Review the listing and copy each line that holds the word "波纹管密封型".
──────── DATA RECORDS
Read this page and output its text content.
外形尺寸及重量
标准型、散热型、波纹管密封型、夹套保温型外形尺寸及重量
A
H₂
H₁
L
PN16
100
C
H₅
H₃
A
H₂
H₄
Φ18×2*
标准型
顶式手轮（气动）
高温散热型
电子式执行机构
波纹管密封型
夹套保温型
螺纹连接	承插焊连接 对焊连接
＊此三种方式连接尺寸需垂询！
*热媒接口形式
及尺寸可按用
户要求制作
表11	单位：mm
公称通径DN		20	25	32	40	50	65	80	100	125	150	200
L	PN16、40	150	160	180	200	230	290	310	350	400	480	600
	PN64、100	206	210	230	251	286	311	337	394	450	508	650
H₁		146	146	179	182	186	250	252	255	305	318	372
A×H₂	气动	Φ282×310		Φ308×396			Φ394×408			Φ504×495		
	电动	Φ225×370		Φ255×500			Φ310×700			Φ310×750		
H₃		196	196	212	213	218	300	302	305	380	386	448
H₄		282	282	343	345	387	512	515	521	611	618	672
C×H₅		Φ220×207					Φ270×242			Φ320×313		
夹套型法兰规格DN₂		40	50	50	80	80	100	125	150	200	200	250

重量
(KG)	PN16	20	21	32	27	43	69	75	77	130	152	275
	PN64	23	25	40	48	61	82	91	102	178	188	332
────────────────
== TASK RESULT ==
标准型、散热型、波纹管密封型、夹套保温型外形尺寸及重量
波纹管密封型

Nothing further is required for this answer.